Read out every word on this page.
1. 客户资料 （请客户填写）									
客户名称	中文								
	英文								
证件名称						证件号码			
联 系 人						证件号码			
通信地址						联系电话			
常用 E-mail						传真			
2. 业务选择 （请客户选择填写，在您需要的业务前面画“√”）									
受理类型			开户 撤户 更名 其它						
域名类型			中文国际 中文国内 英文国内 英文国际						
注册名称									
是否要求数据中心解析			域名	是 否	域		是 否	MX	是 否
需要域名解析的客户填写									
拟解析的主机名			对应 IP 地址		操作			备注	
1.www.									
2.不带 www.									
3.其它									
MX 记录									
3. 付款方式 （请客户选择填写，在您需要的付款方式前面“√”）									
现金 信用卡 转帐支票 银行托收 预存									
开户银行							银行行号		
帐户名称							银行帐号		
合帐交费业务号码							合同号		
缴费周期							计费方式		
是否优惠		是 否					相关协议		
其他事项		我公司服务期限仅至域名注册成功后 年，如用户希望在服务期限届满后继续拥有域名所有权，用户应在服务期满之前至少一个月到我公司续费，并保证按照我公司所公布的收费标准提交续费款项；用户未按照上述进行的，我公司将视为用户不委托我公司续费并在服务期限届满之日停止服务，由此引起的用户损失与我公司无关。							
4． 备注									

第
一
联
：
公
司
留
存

> [What this task involves]
Write out the entries in full, exactly as given.

> [Solution to this task]
Read out every word on this page.
1. 客户资料 （请客户填写）									
客户名称	中文								
	英文								
证件名称						证件号码			
联 系 人						证件号码			
通信地址						联系电话			
常用 E-mail						传真			
2. 业务选择 （请客户选择填写，在您需要的业务前面画“√”）									
受理类型			开户 撤户 更名 其它						
域名类型			中文国际 中文国内 英文国内 英文国际						
注册名称									
是否要求数据中心解析			域名	是 否	域		是 否	MX	是 否
需要域名解析的客户填写									
拟解析的主机名			对应 IP 地址		操作			备注	
1.www.									
2.不带 www.									
3.其它									
MX 记录									
3. 付款方式 （请客户选择填写，在您需要的付款方式前面“√”）									
现金 信用卡 转帐支票 银行托收 预存									
开户银行							银行行号		
帐户名称							银行帐号		
合帐交费业务号码							合同号		
缴费周期							计费方式		
是否优惠		是 否					相关协议		
其他事项		我公司服务期限仅至域名注册成功后 年，如用户希望在服务期限届满后继续拥有域名所有权，用户应在服务期满之前至少一个月到我公司续费，并保证按照我公司所公布的收费标准提交续费款项；用户未按照上述进行的，我公司将视为用户不委托我公司续费并在服务期限届满之日停止服务，由此引起的用户损失与我公司无关。							
4． 备注									

第
一
联
：
公
司
留
存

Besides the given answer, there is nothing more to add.